What you will do: Which lines in the material below contain the word "marker"? Copy each of them.

Information supplied:
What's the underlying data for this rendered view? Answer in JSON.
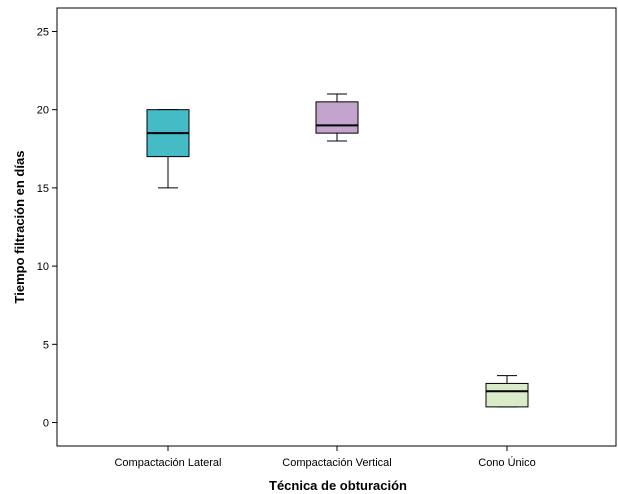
{
  "chart_data": {
    "type": "boxplot",
    "xlabel": "Técnica de obturación",
    "ylabel": "Tiempo filtración en días",
    "ylim": [
      -1.5,
      26.5
    ],
    "yticks": [
      0,
      5,
      10,
      15,
      20,
      25
    ],
    "grid": false,
    "categories": [
      "Compactación Lateral",
      "Compactación Vertical",
      "Cono Único"
    ],
    "boxes": [
      {
        "category": "Compactación Lateral",
        "min": 15,
        "q1": 17,
        "median": 18.5,
        "q3": 20,
        "max": 20,
        "color": "#45BBC5"
      },
      {
        "category": "Compactación Vertical",
        "min": 18,
        "q1": 18.5,
        "median": 19,
        "q3": 20.5,
        "max": 21,
        "color": "#C4A3CD"
      },
      {
        "category": "Cono Único",
        "min": 1,
        "q1": 1,
        "median": 2,
        "q3": 2.5,
        "max": 3,
        "color": "#D9EBC8"
      }
    ]
  }
}
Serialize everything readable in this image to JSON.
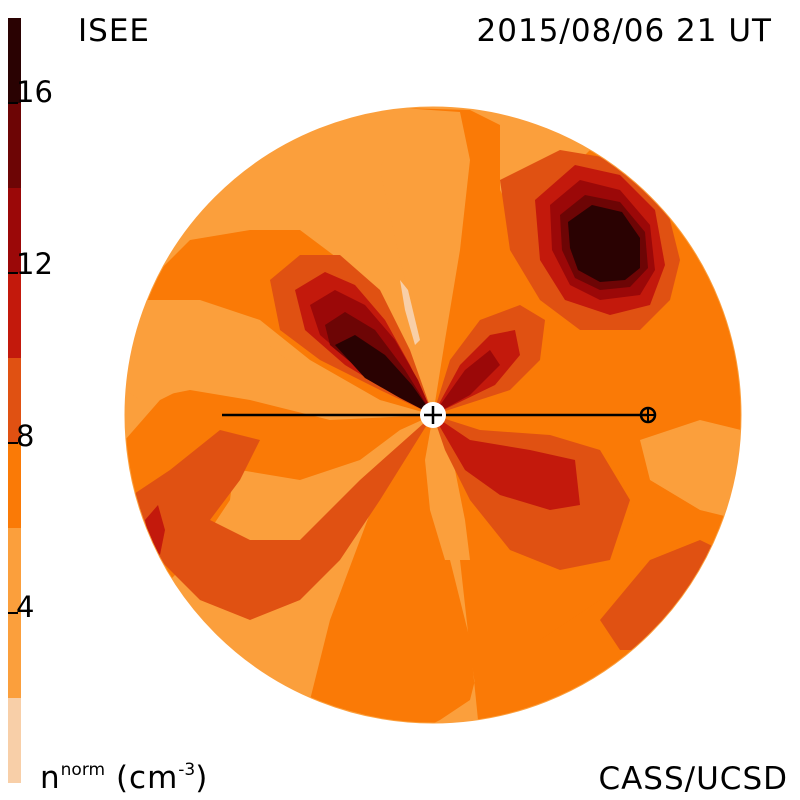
{
  "header": {
    "title_left": "ISEE",
    "title_right": "2015/08/06 21 UT"
  },
  "footer": {
    "credit": "CASS/UCSD",
    "unit_base": "n",
    "unit_sup": "norm",
    "unit_paren_open": " (cm",
    "unit_exp": "-3",
    "unit_paren_close": ")"
  },
  "colorbar": {
    "range": [
      0,
      18
    ],
    "ticks": [
      {
        "value": 16,
        "label": "16"
      },
      {
        "value": 12,
        "label": "12"
      },
      {
        "value": 8,
        "label": "8"
      },
      {
        "value": 4,
        "label": "4"
      }
    ],
    "bands": [
      {
        "from": 0,
        "to": 2,
        "color": "#f8cfa8"
      },
      {
        "from": 2,
        "to": 6,
        "color": "#fb9f3c"
      },
      {
        "from": 6,
        "to": 8,
        "color": "#fa7a06"
      },
      {
        "from": 8,
        "to": 10,
        "color": "#e05112"
      },
      {
        "from": 10,
        "to": 12,
        "color": "#c3190c"
      },
      {
        "from": 12,
        "to": 14,
        "color": "#9b0808"
      },
      {
        "from": 14,
        "to": 16,
        "color": "#6d0505"
      },
      {
        "from": 16,
        "to": 18,
        "color": "#2a0202"
      }
    ]
  },
  "map": {
    "sun_symbol": "sun-marker",
    "earth_symbol": "earth-marker"
  }
}
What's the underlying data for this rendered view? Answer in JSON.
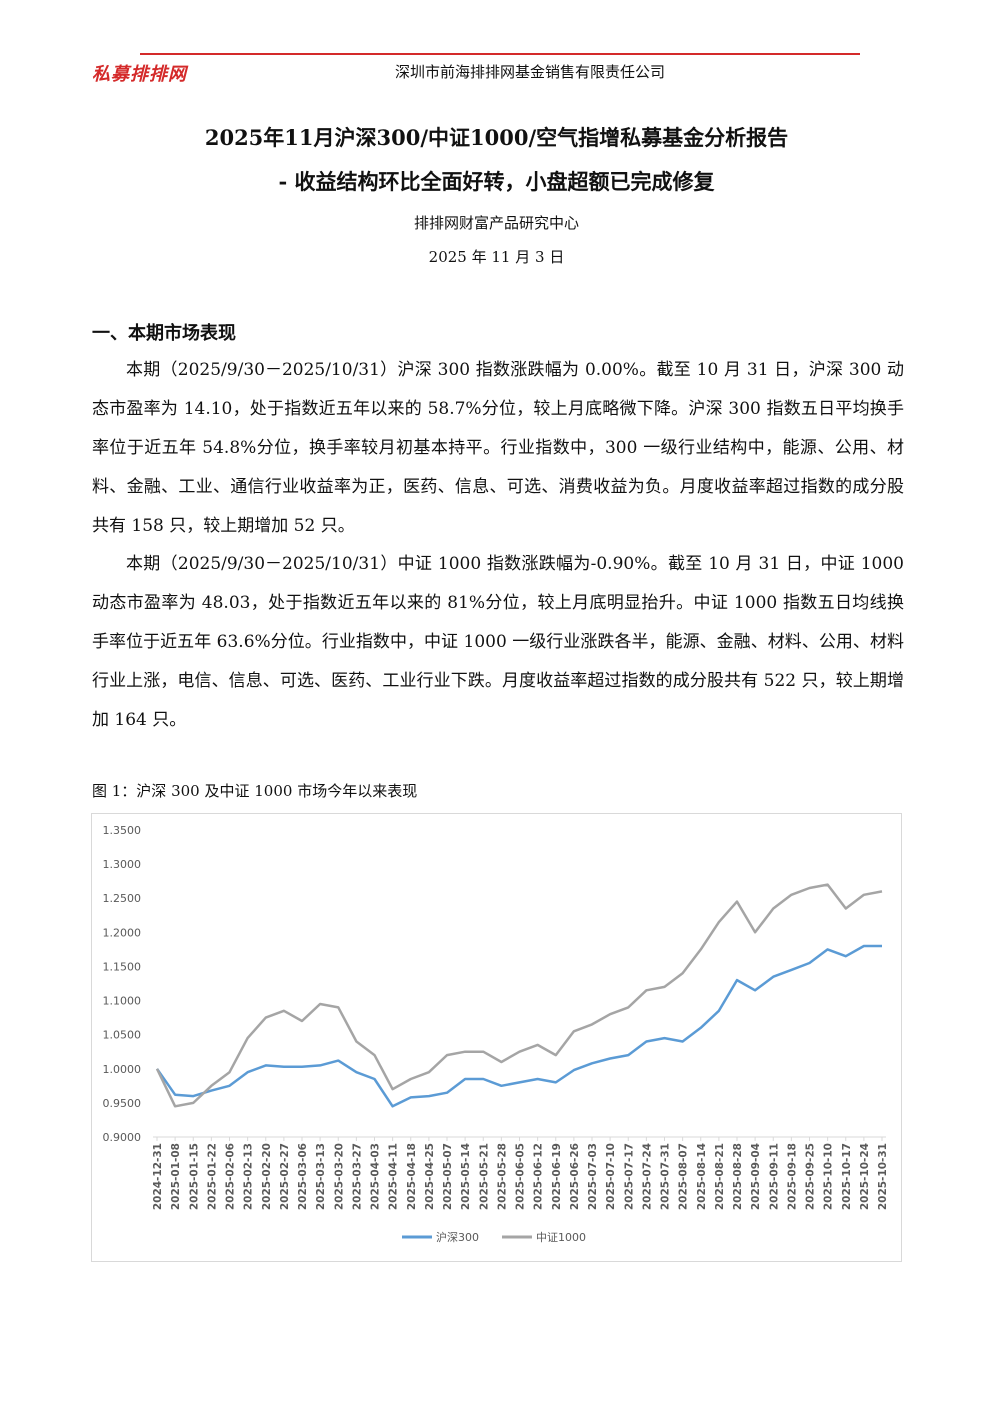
{
  "header": {
    "logo": "私募排排网",
    "company": "深圳市前海排排网基金销售有限责任公司"
  },
  "title": {
    "line1": "2025年11月沪深300/中证1000/空气指增私募基金分析报告",
    "line2": "-  收益结构环比全面好转，小盘超额已完成修复",
    "author": "排排网财富产品研究中心",
    "date": "2025 年 11 月 3 日"
  },
  "section": {
    "heading": "一、本期市场表现",
    "paragraphs": [
      "本期（2025/9/30－2025/10/31）沪深 300 指数涨跌幅为 0.00%。截至 10 月 31 日，沪深 300 动态市盈率为 14.10，处于指数近五年以来的 58.7%分位，较上月底略微下降。沪深 300 指数五日平均换手率位于近五年 54.8%分位，换手率较月初基本持平。行业指数中，300 一级行业结构中，能源、公用、材料、金融、工业、通信行业收益率为正，医药、信息、可选、消费收益为负。月度收益率超过指数的成分股共有 158 只，较上期增加 52 只。",
      "本期（2025/9/30－2025/10/31）中证 1000 指数涨跌幅为-0.90%。截至 10 月 31 日，中证 1000 动态市盈率为 48.03，处于指数近五年以来的 81%分位，较上月底明显抬升。中证 1000 指数五日均线换手率位于近五年 63.6%分位。行业指数中，中证 1000 一级行业涨跌各半，能源、金融、材料、公用、材料行业上涨，电信、信息、可选、医药、工业行业下跌。月度收益率超过指数的成分股共有 522 只，较上期增加 164 只。"
    ],
    "caption": "图 1：沪深 300 及中证 1000 市场今年以来表现"
  },
  "chart_data": {
    "type": "line",
    "categories": [
      "2024-12-31",
      "2025-01-08",
      "2025-01-15",
      "2025-01-22",
      "2025-02-06",
      "2025-02-13",
      "2025-02-20",
      "2025-02-27",
      "2025-03-06",
      "2025-03-13",
      "2025-03-20",
      "2025-03-27",
      "2025-04-03",
      "2025-04-11",
      "2025-04-18",
      "2025-04-25",
      "2025-05-07",
      "2025-05-14",
      "2025-05-21",
      "2025-05-28",
      "2025-06-05",
      "2025-06-12",
      "2025-06-19",
      "2025-06-26",
      "2025-07-03",
      "2025-07-10",
      "2025-07-17",
      "2025-07-24",
      "2025-07-31",
      "2025-08-07",
      "2025-08-14",
      "2025-08-21",
      "2025-08-28",
      "2025-09-04",
      "2025-09-11",
      "2025-09-18",
      "2025-09-25",
      "2025-10-10",
      "2025-10-17",
      "2025-10-24",
      "2025-10-31"
    ],
    "series": [
      {
        "name": "沪深300",
        "color": "#5b9bd5",
        "values": [
          1.0,
          0.962,
          0.96,
          0.968,
          0.975,
          0.995,
          1.005,
          1.003,
          1.003,
          1.005,
          1.012,
          0.995,
          0.985,
          0.945,
          0.958,
          0.96,
          0.965,
          0.985,
          0.985,
          0.975,
          0.98,
          0.985,
          0.98,
          0.998,
          1.008,
          1.015,
          1.02,
          1.04,
          1.045,
          1.04,
          1.06,
          1.085,
          1.13,
          1.115,
          1.135,
          1.145,
          1.155,
          1.175,
          1.165,
          1.18,
          1.18
        ]
      },
      {
        "name": "中证1000",
        "color": "#a5a5a5",
        "values": [
          1.0,
          0.945,
          0.95,
          0.975,
          0.995,
          1.045,
          1.075,
          1.085,
          1.07,
          1.095,
          1.09,
          1.04,
          1.02,
          0.97,
          0.985,
          0.995,
          1.02,
          1.025,
          1.025,
          1.01,
          1.025,
          1.035,
          1.02,
          1.055,
          1.065,
          1.08,
          1.09,
          1.115,
          1.12,
          1.14,
          1.175,
          1.215,
          1.245,
          1.2,
          1.235,
          1.255,
          1.265,
          1.27,
          1.235,
          1.255,
          1.26
        ]
      }
    ],
    "ylim": [
      0.9,
      1.35
    ],
    "yticks": [
      {
        "value": 0.9,
        "label": "0.9000"
      },
      {
        "value": 0.95,
        "label": "0.9500"
      },
      {
        "value": 1.0,
        "label": "1.0000"
      },
      {
        "value": 1.05,
        "label": "1.0500"
      },
      {
        "value": 1.1,
        "label": "1.1000"
      },
      {
        "value": 1.15,
        "label": "1.1500"
      },
      {
        "value": 1.2,
        "label": "1.2000"
      },
      {
        "value": 1.25,
        "label": "1.2500"
      },
      {
        "value": 1.3,
        "label": "1.3000"
      },
      {
        "value": 1.35,
        "label": "1.3500"
      }
    ],
    "grid": false,
    "legend": "bottom"
  }
}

Result of the exercise:
    "sun_symbol": "sun-marker",
    "earth_symbol": "earth-marker"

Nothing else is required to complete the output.